#### 原文抜粋
● ● ● ●

図2】本実施形態の燃焼装置の他の態様を示す模式図である。
【発明を実施するための形態】
【0011】
《燃焼方法》
本実施形態の燃焼方法は、脂肪酸ナトリウム及びグリセリンを含む原料溶液と木質原料とを蒸解し、セルロースと、グリセリンを含む回収溶液と、を得る蒸解工程と、前記蒸解工程によって得られた前記回収溶液を火炉内で燃焼してエネルギーを回収するエネルギー回収工程と、含む。本実施形態の燃焼方法は、クラフトパルプ法における苛性ソーダ(水酸化ナトリウム)の代わりに脂肪酸ナトリウムを用いており、蒸解工程によって得られた回収溶液を燃焼させることで、熱エネルギーを蒸気や電気エネルギーに変換して回収する。
【0012】
上述のように、従来の苛性ソーダ及び硫化ソーダを用いて木質原料を蒸解する工程を使用する製紙工場などにおいては、蒸解後に木質原料から分離されたリグニンを主成分とする黒液をボイラーにおいて燃焼させることによってスメルト(燃焼後、回収、再利用される無機物)と共に蒸気や電気エネルギーを回収している。しかし、近年では紙の生産量が低下しており、エネルギー源として石炭等の化石燃料を併用する必要性が高くなっている。これに対し、グリセリンは発熱量が比較的高く、化石燃料に代替するエネルギー源として使用可能である。本実施形態の製造方法において原料溶液にグリセリンを含めることで、従来の製紙工場などで採用されているリグニンを主成分とする黒液を燃焼する方法に比して、回収溶液を燃焼させた際に蒸気発生量、及び、発熱量が高く、エネルギー回収効率に優れる。このため、例えば製紙工場においてエネルギー源として使用する化石燃料の使用量及びその比率を低下させることができることから、近年の化石燃料価格の高騰を考慮すると、工場全体のエネルギーコストを大幅に低減させることができる。
【0013】
さらに、後述するように原料溶液としては、バイオディーゼル(BDF(登録商標))や、油脂工場、石鹸工場などで腐食油や植物油由来の副生物として得られる廃グリセリン溶液を使用することができる。これら廃グリセリン溶液は、不純物として脂肪酸ナトリウムを含むものが多く、近年廃グリセリン溶液の有効活用について多くの研究がなされている。本実施形態の製造方法では、クラフトパルプ法において使用されるナトリウム塩として、脂肪酸ナトリウムを用いることが出来ると共に、回収溶液を燃焼させる際のエネルギー源としてグリセリンを用いる。このため、本実施形態の製造方法は、コスト面、及び、環境面の観点から、廃グリセリン溶液の有効活用の一手段としても有益な方法である。

● ● ● ●

#### データ抜粋
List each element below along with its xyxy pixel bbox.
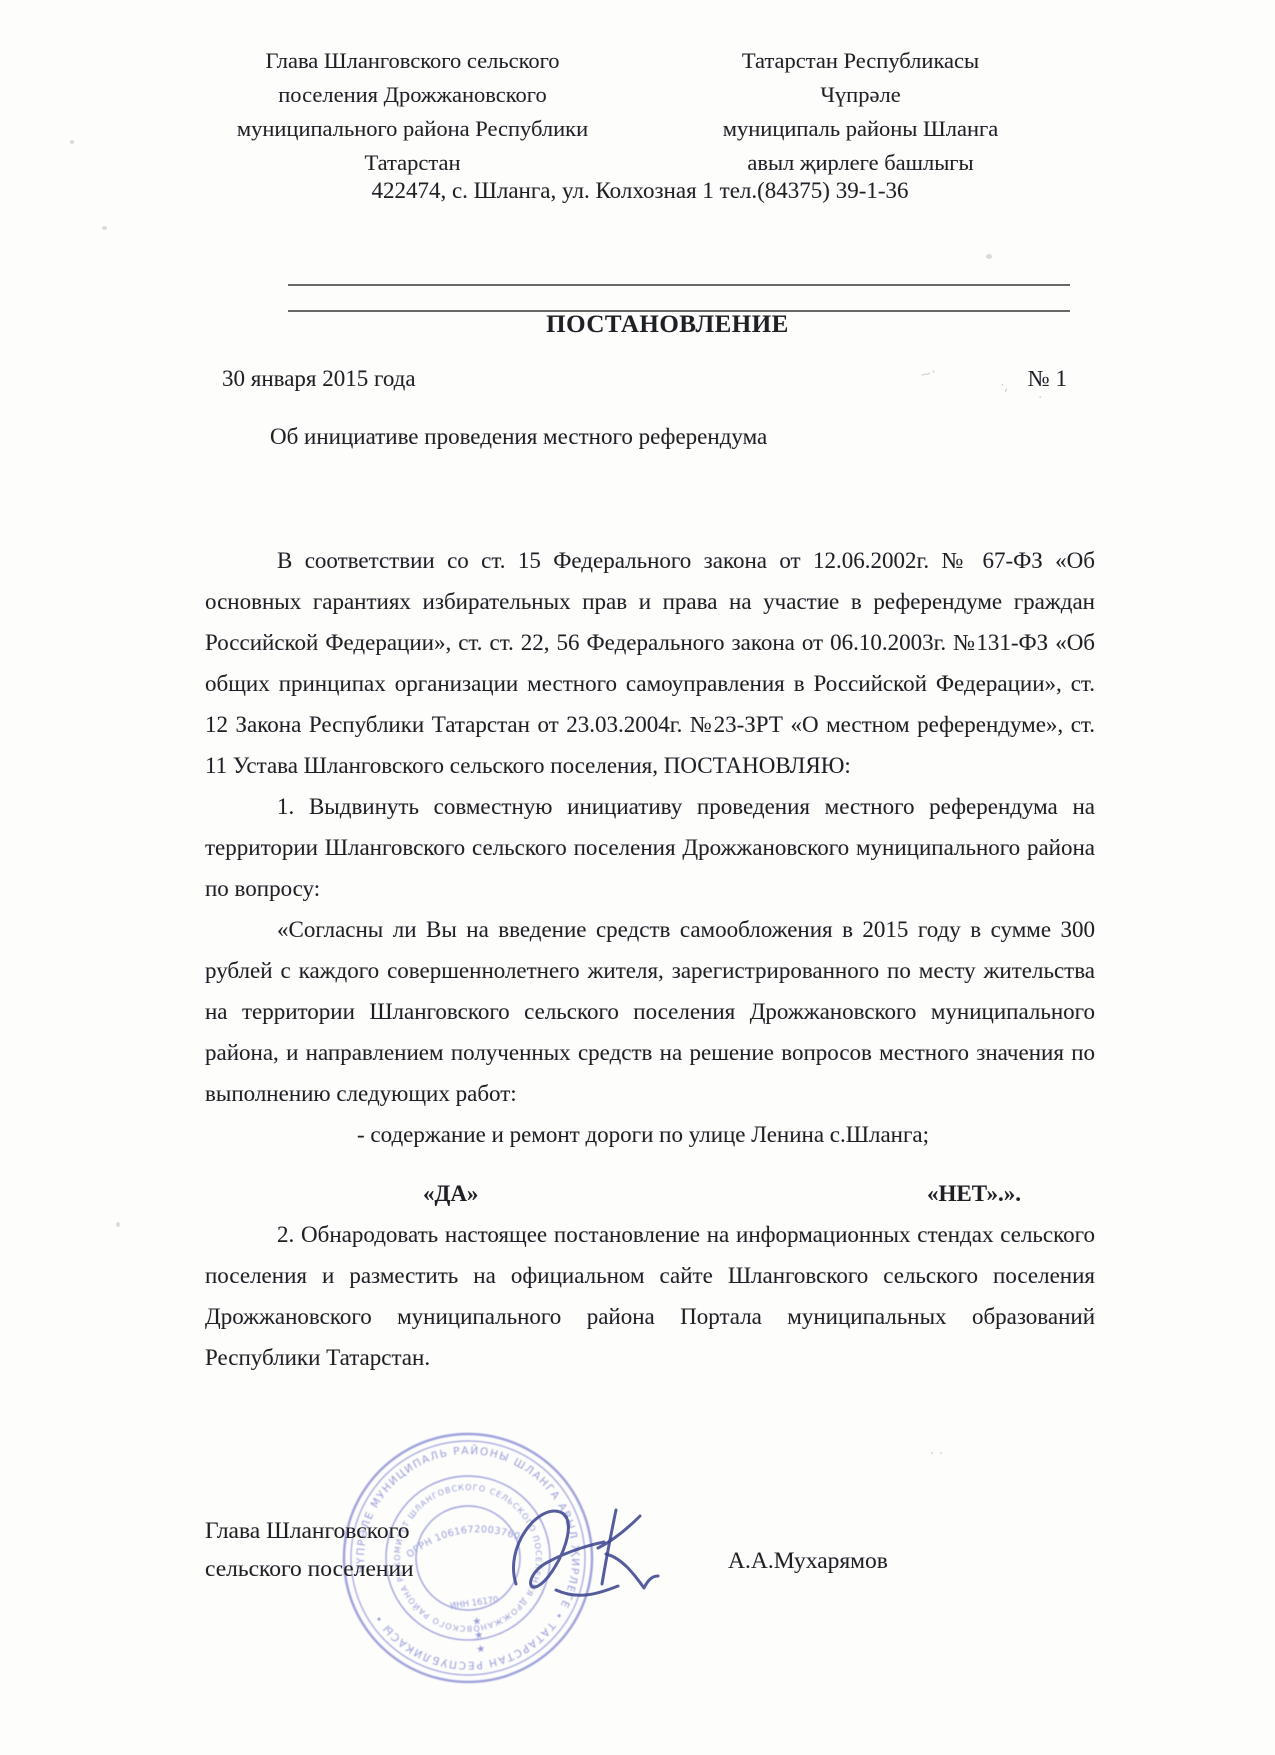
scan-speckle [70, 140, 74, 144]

● ● ● ●

#### 作業指示
燃焼方法を説明した本文を、「図2】本実施形態の燃焼装置の他の態様を示す模式図である。」を含む語句から書き始め、「ネルギーに変換して回収する。」まで書いたところで止めて、一字も変えずに書き写してもらえますか。

#### 結果
図2】本実施形態の燃焼装置の他の態様を示す模式図である。
【発明を実施するための形態】
【0011】
《燃焼方法》
本実施形態の燃焼方法は、脂肪酸ナトリウム及びグリセリンを含む原料溶液と木質原料とを蒸解し、セルロースと、グリセリンを含む回収溶液と、を得る蒸解工程と、前記蒸解工程によって得られた前記回収溶液を火炉内で燃焼してエネルギーを回収するエネルギー回収工程と、含む。本実施形態の燃焼方法は、クラフトパルプ法における苛性ソーダ(水酸化ナトリウム)の代わりに脂肪酸ナトリウムを用いており、蒸解工程によって得られた回収溶液を燃焼させることで、熱エネルギーを蒸気や電気エネルギーに変換して回収する。